## Brief
Copy all of the material word for word, except for the pictures.
++++ Data ++++
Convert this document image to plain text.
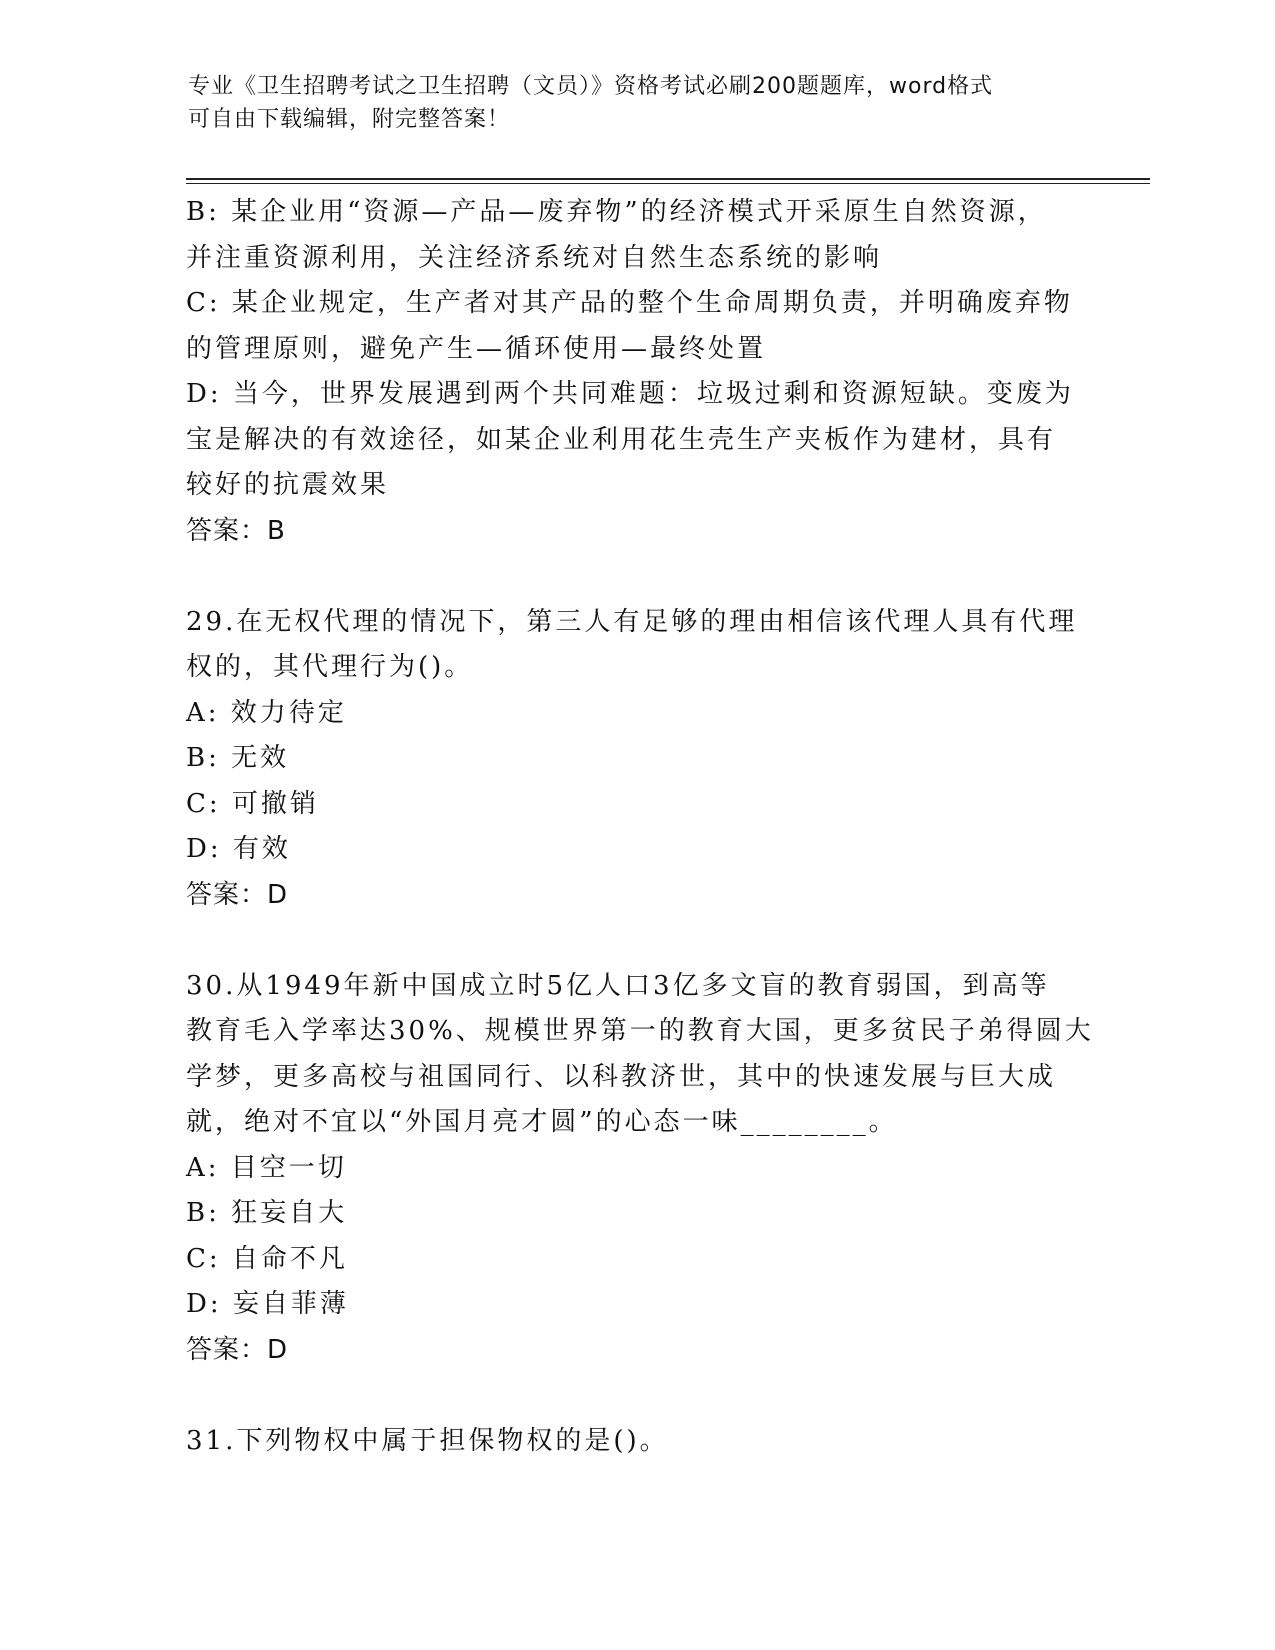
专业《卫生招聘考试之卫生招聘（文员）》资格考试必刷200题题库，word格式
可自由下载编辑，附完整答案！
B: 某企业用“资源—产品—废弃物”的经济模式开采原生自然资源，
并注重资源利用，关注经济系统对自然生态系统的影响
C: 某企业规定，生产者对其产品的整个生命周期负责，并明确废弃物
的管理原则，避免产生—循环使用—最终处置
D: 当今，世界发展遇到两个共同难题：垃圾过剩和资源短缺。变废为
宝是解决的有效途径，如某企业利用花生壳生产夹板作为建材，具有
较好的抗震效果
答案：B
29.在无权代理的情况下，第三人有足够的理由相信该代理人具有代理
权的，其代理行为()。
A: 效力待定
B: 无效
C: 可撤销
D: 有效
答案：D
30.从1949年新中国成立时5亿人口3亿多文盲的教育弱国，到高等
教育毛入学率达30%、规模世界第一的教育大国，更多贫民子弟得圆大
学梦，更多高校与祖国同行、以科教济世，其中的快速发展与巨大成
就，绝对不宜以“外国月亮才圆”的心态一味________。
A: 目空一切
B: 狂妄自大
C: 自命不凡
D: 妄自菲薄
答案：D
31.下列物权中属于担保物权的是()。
++++
## The answer
Convert this document image to plain text.
专业《卫生招聘考试之卫生招聘（文员）》资格考试必刷200题题库，word格式
可自由下载编辑，附完整答案！
B: 某企业用“资源—产品—废弃物”的经济模式开采原生自然资源，
并注重资源利用，关注经济系统对自然生态系统的影响
C: 某企业规定，生产者对其产品的整个生命周期负责，并明确废弃物
的管理原则，避免产生—循环使用—最终处置
D: 当今，世界发展遇到两个共同难题：垃圾过剩和资源短缺。变废为
宝是解决的有效途径，如某企业利用花生壳生产夹板作为建材，具有
较好的抗震效果
答案：B
29.在无权代理的情况下，第三人有足够的理由相信该代理人具有代理
权的，其代理行为()。
A: 效力待定
B: 无效
C: 可撤销
D: 有效
答案：D
30.从1949年新中国成立时5亿人口3亿多文盲的教育弱国，到高等
教育毛入学率达30%、规模世界第一的教育大国，更多贫民子弟得圆大
学梦，更多高校与祖国同行、以科教济世，其中的快速发展与巨大成
就，绝对不宜以“外国月亮才圆”的心态一味________。
A: 目空一切
B: 狂妄自大
C: 自命不凡
D: 妄自菲薄
答案：D
31.下列物权中属于担保物权的是()。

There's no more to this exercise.